Dataset entries on figures

######

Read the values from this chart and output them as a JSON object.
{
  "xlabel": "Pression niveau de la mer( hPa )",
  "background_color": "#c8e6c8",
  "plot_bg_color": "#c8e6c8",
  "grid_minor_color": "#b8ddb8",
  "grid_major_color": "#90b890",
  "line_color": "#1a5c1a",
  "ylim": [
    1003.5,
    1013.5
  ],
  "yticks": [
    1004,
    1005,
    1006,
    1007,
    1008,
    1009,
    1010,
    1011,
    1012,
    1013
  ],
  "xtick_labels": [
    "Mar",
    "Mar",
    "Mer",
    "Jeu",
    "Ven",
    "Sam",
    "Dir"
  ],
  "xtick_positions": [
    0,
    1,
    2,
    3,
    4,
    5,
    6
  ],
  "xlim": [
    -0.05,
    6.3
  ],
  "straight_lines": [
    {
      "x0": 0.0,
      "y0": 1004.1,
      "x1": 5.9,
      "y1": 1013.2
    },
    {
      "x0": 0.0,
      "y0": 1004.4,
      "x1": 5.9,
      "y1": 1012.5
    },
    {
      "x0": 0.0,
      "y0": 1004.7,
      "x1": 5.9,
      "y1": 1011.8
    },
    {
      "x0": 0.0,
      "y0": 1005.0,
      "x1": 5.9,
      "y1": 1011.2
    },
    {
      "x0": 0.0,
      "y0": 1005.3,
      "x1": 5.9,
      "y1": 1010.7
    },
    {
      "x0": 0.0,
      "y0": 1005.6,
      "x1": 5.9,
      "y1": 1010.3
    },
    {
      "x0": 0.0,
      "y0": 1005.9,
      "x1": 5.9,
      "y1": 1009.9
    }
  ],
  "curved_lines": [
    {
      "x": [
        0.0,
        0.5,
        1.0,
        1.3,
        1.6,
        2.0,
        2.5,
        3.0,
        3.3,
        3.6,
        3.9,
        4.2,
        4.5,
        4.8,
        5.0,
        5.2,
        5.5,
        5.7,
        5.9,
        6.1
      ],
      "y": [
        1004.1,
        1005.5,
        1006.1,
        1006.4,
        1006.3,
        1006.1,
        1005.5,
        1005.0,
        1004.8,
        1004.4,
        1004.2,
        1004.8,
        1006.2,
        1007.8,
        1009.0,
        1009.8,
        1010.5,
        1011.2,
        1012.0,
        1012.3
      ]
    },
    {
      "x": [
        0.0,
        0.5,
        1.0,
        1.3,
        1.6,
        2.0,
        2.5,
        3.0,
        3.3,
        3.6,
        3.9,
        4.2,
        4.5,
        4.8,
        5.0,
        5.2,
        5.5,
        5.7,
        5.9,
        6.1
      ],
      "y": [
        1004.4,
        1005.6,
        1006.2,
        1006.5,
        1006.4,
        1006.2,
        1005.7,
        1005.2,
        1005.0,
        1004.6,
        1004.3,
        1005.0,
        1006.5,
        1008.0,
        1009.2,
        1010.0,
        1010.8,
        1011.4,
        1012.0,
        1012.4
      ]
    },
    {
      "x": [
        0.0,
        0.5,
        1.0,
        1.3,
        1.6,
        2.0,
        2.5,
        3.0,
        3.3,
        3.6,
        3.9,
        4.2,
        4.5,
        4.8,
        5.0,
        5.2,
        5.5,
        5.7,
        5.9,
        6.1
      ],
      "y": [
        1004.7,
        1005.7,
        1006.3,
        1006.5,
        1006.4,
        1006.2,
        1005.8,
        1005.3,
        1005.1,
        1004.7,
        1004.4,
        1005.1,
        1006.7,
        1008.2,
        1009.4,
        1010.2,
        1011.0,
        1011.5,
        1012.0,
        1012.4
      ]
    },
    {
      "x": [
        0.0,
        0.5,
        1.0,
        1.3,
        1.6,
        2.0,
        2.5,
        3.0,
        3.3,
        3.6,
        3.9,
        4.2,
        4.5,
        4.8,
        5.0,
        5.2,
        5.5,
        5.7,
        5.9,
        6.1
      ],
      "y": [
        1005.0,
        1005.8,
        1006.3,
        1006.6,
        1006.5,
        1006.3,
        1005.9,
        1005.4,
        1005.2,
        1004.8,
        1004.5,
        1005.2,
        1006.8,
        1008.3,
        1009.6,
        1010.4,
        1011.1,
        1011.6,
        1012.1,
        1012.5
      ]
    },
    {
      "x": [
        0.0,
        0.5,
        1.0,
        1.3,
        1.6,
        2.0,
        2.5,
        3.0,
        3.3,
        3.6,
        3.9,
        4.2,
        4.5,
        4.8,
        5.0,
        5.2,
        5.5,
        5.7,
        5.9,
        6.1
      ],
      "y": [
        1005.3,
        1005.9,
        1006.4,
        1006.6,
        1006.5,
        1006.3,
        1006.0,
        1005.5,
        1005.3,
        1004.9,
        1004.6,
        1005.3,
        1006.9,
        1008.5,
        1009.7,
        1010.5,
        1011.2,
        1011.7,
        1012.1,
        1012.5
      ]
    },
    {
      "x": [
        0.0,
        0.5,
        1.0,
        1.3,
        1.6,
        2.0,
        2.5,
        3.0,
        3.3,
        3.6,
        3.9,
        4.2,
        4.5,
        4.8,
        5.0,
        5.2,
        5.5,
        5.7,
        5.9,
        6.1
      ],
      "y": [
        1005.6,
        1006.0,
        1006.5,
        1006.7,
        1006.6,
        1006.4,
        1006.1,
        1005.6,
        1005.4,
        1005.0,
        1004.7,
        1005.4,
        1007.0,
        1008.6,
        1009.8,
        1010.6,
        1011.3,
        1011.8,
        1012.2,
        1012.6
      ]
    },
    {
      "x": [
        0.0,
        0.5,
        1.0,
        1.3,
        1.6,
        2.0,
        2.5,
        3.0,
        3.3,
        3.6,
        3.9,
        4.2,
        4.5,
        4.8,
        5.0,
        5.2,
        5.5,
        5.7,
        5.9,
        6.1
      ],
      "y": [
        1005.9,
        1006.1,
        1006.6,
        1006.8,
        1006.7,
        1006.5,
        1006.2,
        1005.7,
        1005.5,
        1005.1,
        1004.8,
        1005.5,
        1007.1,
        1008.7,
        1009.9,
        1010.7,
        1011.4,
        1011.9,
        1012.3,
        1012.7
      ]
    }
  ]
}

######

**Work to do**
Print out all the entries precisely as written.

**Full answer**
Read the values from this chart and output them as a JSON object.
{
  "xlabel": "Pression niveau de la mer( hPa )",
  "background_color": "#c8e6c8",
  "plot_bg_color": "#c8e6c8",
  "grid_minor_color": "#b8ddb8",
  "grid_major_color": "#90b890",
  "line_color": "#1a5c1a",
  "ylim": [
    1003.5,
    1013.5
  ],
  "yticks": [
    1004,
    1005,
    1006,
    1007,
    1008,
    1009,
    1010,
    1011,
    1012,
    1013
  ],
  "xtick_labels": [
    "Mar",
    "Mar",
    "Mer",
    "Jeu",
    "Ven",
    "Sam",
    "Dir"
  ],
  "xtick_positions": [
    0,
    1,
    2,
    3,
    4,
    5,
    6
  ],
  "xlim": [
    -0.05,
    6.3
  ],
  "straight_lines": [
    {
      "x0": 0.0,
      "y0": 1004.1,
      "x1": 5.9,
      "y1": 1013.2
    },
    {
      "x0": 0.0,
      "y0": 1004.4,
      "x1": 5.9,
      "y1": 1012.5
    },
    {
      "x0": 0.0,
      "y0": 1004.7,
      "x1": 5.9,
      "y1": 1011.8
    },
    {
      "x0": 0.0,
      "y0": 1005.0,
      "x1": 5.9,
      "y1": 1011.2
    },
    {
      "x0": 0.0,
      "y0": 1005.3,
      "x1": 5.9,
      "y1": 1010.7
    },
    {
      "x0": 0.0,
      "y0": 1005.6,
      "x1": 5.9,
      "y1": 1010.3
    },
    {
      "x0": 0.0,
      "y0": 1005.9,
      "x1": 5.9,
      "y1": 1009.9
    }
  ],
  "curved_lines": [
    {
      "x": [
        0.0,
        0.5,
        1.0,
        1.3,
        1.6,
        2.0,
        2.5,
        3.0,
        3.3,
        3.6,
        3.9,
        4.2,
        4.5,
        4.8,
        5.0,
        5.2,
        5.5,
        5.7,
        5.9,
        6.1
      ],
      "y": [
        1004.1,
        1005.5,
        1006.1,
        1006.4,
        1006.3,
        1006.1,
        1005.5,
        1005.0,
        1004.8,
        1004.4,
        1004.2,
        1004.8,
        1006.2,
        1007.8,
        1009.0,
        1009.8,
        1010.5,
        1011.2,
        1012.0,
        1012.3
      ]
    },
    {
      "x": [
        0.0,
        0.5,
        1.0,
        1.3,
        1.6,
        2.0,
        2.5,
        3.0,
        3.3,
        3.6,
        3.9,
        4.2,
        4.5,
        4.8,
        5.0,
        5.2,
        5.5,
        5.7,
        5.9,
        6.1
      ],
      "y": [
        1004.4,
        1005.6,
        1006.2,
        1006.5,
        1006.4,
        1006.2,
        1005.7,
        1005.2,
        1005.0,
        1004.6,
        1004.3,
        1005.0,
        1006.5,
        1008.0,
        1009.2,
        1010.0,
        1010.8,
        1011.4,
        1012.0,
        1012.4
      ]
    },
    {
      "x": [
        0.0,
        0.5,
        1.0,
        1.3,
        1.6,
        2.0,
        2.5,
        3.0,
        3.3,
        3.6,
        3.9,
        4.2,
        4.5,
        4.8,
        5.0,
        5.2,
        5.5,
        5.7,
        5.9,
        6.1
      ],
      "y": [
        1004.7,
        1005.7,
        1006.3,
        1006.5,
        1006.4,
        1006.2,
        1005.8,
        1005.3,
        1005.1,
        1004.7,
        1004.4,
        1005.1,
        1006.7,
        1008.2,
        1009.4,
        1010.2,
        1011.0,
        1011.5,
        1012.0,
        1012.4
      ]
    },
    {
      "x": [
        0.0,
        0.5,
        1.0,
        1.3,
        1.6,
        2.0,
        2.5,
        3.0,
        3.3,
        3.6,
        3.9,
        4.2,
        4.5,
        4.8,
        5.0,
        5.2,
        5.5,
        5.7,
        5.9,
        6.1
      ],
      "y": [
        1005.0,
        1005.8,
        1006.3,
        1006.6,
        1006.5,
        1006.3,
        1005.9,
        1005.4,
        1005.2,
        1004.8,
        1004.5,
        1005.2,
        1006.8,
        1008.3,
        1009.6,
        1010.4,
        1011.1,
        1011.6,
        1012.1,
        1012.5
      ]
    },
    {
      "x": [
        0.0,
        0.5,
        1.0,
        1.3,
        1.6,
        2.0,
        2.5,
        3.0,
        3.3,
        3.6,
        3.9,
        4.2,
        4.5,
        4.8,
        5.0,
        5.2,
        5.5,
        5.7,
        5.9,
        6.1
      ],
      "y": [
        1005.3,
        1005.9,
        1006.4,
        1006.6,
        1006.5,
        1006.3,
        1006.0,
        1005.5,
        1005.3,
        1004.9,
        1004.6,
        1005.3,
        1006.9,
        1008.5,
        1009.7,
        1010.5,
        1011.2,
        1011.7,
        1012.1,
        1012.5
      ]
    },
    {
      "x": [
        0.0,
        0.5,
        1.0,
        1.3,
        1.6,
        2.0,
        2.5,
        3.0,
        3.3,
        3.6,
        3.9,
        4.2,
        4.5,
        4.8,
        5.0,
        5.2,
        5.5,
        5.7,
        5.9,
        6.1
      ],
      "y": [
        1005.6,
        1006.0,
        1006.5,
        1006.7,
        1006.6,
        1006.4,
        1006.1,
        1005.6,
        1005.4,
        1005.0,
        1004.7,
        1005.4,
        1007.0,
        1008.6,
        1009.8,
        1010.6,
        1011.3,
        1011.8,
        1012.2,
        1012.6
      ]
    },
    {
      "x": [
        0.0,
        0.5,
        1.0,
        1.3,
        1.6,
        2.0,
        2.5,
        3.0,
        3.3,
        3.6,
        3.9,
        4.2,
        4.5,
        4.8,
        5.0,
        5.2,
        5.5,
        5.7,
        5.9,
        6.1
      ],
      "y": [
        1005.9,
        1006.1,
        1006.6,
        1006.8,
        1006.7,
        1006.5,
        1006.2,
        1005.7,
        1005.5,
        1005.1,
        1004.8,
        1005.5,
        1007.1,
        1008.7,
        1009.9,
        1010.7,
        1011.4,
        1011.9,
        1012.3,
        1012.7
      ]
    }
  ]
}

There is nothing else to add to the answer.